(Items from a data source)
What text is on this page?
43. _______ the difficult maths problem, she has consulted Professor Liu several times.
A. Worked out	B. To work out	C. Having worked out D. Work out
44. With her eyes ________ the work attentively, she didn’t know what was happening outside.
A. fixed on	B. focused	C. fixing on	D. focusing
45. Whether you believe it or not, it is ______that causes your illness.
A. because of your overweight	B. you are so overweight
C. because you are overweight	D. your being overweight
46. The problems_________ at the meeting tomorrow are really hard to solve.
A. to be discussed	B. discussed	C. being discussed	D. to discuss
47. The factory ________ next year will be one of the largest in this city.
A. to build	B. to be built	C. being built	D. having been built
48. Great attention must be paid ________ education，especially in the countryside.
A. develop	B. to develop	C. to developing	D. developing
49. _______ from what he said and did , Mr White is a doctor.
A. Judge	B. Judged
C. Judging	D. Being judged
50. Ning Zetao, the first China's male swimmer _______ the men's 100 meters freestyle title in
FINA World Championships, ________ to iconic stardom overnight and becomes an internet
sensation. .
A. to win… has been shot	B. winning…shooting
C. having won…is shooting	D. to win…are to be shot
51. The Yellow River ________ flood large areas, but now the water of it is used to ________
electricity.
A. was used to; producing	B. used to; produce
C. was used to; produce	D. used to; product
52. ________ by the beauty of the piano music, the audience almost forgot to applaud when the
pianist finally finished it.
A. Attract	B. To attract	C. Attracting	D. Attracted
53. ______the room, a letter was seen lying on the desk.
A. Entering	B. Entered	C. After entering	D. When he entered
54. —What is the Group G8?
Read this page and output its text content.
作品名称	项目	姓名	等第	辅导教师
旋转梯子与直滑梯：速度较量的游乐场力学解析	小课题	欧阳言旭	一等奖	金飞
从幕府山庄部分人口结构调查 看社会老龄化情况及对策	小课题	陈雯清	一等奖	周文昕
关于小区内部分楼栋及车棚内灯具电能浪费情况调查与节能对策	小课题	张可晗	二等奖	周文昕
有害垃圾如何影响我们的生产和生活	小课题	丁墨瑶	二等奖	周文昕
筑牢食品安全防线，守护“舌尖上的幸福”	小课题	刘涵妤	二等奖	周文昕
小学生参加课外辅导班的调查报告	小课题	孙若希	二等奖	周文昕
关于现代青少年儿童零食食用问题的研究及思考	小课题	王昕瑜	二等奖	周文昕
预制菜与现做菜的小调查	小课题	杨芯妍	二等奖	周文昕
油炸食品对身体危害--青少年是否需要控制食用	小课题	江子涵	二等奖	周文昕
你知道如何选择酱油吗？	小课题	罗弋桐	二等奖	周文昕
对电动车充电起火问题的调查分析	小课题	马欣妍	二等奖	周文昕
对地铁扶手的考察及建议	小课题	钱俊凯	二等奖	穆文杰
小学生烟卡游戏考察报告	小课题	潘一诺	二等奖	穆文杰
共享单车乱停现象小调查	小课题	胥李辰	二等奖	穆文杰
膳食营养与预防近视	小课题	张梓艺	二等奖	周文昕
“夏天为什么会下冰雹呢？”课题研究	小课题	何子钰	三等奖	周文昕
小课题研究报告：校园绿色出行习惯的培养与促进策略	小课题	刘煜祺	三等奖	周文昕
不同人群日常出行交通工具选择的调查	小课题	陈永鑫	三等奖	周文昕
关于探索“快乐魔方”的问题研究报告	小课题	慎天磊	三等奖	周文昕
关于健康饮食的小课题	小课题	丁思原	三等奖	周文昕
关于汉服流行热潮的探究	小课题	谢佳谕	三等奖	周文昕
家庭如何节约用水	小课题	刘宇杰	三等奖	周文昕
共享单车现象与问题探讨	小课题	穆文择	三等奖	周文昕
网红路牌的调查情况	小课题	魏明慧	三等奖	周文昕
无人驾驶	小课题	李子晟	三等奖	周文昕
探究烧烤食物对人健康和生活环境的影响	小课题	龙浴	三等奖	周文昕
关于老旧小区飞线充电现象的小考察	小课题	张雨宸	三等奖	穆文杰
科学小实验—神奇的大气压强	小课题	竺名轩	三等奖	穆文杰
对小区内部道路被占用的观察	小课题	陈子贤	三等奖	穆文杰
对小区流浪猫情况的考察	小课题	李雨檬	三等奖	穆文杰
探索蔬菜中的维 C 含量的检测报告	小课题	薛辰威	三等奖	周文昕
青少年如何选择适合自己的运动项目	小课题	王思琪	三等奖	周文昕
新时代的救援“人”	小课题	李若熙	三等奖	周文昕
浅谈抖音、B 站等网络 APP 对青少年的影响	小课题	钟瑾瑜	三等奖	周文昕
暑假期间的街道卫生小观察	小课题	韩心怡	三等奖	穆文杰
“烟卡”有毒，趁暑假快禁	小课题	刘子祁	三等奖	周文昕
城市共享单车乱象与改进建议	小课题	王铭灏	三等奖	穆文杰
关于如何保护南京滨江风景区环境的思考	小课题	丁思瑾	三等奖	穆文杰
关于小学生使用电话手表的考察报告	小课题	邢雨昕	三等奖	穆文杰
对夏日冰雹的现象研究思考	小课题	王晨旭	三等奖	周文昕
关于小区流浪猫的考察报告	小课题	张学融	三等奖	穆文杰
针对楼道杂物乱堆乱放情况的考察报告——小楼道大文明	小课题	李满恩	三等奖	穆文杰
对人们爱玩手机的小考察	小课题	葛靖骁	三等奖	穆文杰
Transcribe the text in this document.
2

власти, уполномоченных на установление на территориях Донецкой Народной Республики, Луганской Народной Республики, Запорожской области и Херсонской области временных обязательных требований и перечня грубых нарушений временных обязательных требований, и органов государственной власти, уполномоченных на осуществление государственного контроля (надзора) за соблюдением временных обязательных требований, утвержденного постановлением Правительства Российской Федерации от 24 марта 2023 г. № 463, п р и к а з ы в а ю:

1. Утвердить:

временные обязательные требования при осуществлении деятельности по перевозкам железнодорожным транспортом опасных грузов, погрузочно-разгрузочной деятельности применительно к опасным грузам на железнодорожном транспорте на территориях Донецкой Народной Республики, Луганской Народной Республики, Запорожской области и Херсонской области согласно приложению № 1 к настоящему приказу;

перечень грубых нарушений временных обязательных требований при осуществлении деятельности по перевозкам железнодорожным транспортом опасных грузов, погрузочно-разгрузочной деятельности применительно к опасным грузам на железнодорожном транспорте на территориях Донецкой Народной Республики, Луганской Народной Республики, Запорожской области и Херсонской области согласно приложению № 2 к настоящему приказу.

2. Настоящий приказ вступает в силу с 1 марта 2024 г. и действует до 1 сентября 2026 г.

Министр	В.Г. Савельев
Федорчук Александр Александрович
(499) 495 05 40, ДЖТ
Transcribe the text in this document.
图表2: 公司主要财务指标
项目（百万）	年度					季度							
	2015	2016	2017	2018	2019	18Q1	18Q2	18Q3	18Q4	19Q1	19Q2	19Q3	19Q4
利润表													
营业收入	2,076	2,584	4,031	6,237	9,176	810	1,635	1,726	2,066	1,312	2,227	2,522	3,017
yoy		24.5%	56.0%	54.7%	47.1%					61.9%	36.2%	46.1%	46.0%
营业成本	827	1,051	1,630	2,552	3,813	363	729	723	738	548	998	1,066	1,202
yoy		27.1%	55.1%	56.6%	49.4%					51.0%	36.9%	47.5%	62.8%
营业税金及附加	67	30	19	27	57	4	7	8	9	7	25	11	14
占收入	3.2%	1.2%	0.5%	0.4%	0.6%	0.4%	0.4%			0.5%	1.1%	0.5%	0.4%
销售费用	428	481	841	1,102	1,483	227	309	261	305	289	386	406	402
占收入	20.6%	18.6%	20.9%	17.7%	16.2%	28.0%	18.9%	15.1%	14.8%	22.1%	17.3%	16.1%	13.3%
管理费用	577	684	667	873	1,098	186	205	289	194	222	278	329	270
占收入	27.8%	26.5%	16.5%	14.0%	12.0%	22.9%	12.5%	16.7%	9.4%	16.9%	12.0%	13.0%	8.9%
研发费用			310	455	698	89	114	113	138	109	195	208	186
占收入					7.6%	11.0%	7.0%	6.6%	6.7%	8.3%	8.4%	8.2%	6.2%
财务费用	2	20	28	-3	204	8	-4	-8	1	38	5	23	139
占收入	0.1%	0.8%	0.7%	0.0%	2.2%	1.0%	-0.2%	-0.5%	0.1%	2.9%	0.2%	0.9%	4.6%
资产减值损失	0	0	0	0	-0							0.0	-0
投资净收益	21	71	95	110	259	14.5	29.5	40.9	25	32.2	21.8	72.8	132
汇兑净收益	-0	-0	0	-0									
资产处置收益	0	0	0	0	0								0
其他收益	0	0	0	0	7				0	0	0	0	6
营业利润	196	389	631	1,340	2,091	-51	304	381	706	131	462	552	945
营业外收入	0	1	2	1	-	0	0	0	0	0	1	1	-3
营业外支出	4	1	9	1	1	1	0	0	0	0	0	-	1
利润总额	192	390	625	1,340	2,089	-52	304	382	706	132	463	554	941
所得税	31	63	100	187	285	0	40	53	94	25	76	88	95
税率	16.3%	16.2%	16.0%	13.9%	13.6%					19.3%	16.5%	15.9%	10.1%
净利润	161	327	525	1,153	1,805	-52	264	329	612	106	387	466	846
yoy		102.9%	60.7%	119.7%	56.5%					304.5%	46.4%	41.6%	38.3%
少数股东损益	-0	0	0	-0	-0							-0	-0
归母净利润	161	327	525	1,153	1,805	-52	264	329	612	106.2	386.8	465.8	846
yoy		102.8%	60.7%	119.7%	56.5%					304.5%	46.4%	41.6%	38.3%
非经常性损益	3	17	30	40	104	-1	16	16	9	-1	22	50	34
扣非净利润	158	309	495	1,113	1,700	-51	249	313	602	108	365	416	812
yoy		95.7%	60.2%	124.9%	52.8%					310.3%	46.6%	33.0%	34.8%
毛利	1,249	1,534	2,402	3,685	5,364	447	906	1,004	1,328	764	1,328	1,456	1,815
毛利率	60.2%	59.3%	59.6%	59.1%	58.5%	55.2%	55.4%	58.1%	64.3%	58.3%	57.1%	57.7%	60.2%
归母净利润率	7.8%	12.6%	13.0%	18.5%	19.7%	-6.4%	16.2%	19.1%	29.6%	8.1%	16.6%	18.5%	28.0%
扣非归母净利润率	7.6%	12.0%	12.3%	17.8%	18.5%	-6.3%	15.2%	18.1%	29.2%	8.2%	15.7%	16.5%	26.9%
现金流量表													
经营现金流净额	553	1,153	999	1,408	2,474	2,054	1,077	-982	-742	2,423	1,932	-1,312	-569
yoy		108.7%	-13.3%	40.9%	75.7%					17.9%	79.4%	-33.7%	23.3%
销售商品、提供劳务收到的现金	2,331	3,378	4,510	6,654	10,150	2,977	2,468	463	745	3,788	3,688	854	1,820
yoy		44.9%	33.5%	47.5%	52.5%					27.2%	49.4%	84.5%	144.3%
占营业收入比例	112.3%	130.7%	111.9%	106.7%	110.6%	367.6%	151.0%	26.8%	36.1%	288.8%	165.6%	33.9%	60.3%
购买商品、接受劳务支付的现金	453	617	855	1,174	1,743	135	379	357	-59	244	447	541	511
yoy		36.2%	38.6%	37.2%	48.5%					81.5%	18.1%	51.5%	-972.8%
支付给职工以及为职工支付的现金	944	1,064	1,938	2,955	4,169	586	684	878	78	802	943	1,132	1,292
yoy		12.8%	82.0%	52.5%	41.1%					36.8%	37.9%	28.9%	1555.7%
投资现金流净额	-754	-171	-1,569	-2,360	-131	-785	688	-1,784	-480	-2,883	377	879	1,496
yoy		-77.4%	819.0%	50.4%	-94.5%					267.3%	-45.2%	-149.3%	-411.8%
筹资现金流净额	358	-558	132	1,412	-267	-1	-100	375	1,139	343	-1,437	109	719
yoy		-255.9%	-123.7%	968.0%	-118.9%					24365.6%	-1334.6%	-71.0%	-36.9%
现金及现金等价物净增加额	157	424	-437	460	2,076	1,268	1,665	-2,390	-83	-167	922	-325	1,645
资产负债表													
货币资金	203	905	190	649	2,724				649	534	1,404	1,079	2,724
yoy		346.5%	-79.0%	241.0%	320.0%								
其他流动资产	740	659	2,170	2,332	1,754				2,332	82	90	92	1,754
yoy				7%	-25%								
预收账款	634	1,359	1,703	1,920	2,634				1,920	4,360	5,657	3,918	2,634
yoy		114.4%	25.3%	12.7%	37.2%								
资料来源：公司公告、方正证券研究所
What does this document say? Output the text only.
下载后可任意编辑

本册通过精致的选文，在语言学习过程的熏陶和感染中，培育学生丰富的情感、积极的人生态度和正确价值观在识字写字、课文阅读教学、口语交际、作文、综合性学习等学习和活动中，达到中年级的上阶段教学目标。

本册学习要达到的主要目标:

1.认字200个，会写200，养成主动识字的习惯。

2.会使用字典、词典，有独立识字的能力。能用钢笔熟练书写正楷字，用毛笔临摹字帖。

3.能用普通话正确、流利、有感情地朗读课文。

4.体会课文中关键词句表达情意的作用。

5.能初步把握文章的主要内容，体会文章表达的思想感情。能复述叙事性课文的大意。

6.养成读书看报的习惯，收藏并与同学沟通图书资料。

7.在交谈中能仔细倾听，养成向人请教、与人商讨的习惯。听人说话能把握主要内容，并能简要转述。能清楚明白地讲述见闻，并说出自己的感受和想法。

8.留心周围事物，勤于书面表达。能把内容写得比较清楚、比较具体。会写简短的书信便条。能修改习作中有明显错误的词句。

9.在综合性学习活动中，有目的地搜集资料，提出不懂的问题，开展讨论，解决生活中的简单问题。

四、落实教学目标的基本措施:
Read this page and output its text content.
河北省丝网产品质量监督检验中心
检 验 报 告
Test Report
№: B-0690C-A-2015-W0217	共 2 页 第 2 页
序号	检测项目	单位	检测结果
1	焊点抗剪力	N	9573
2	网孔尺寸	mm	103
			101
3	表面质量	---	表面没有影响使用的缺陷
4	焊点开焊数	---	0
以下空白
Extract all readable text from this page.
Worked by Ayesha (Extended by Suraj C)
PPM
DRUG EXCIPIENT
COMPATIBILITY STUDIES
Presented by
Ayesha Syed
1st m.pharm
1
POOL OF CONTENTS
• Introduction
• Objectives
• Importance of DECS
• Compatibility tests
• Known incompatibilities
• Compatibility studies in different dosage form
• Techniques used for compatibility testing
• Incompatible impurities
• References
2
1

— Aim —
Filter the records above and return every line that holds the word "осуществлении".

— The reply —
временные обязательные требования при осуществлении деятельности по перевозкам железнодорожным транспортом опасных грузов, погрузочно-разгрузочной деятельности применительно к опасным грузам на железнодорожном транспорте на территориях Донецкой Народной Республики, Луганской Народной Республики, Запорожской области и Херсонской области согласно приложению № 1 к настоящему приказу;
перечень грубых нарушений временных обязательных требований при осуществлении деятельности по перевозкам железнодорожным транспортом опасных грузов, погрузочно-разгрузочной деятельности применительно к опасным грузам на железнодорожном транспорте на территориях Донецкой Народной Республики, Луганской Народной Республики, Запорожской области и Херсонской области согласно приложению № 2 к настоящему приказу.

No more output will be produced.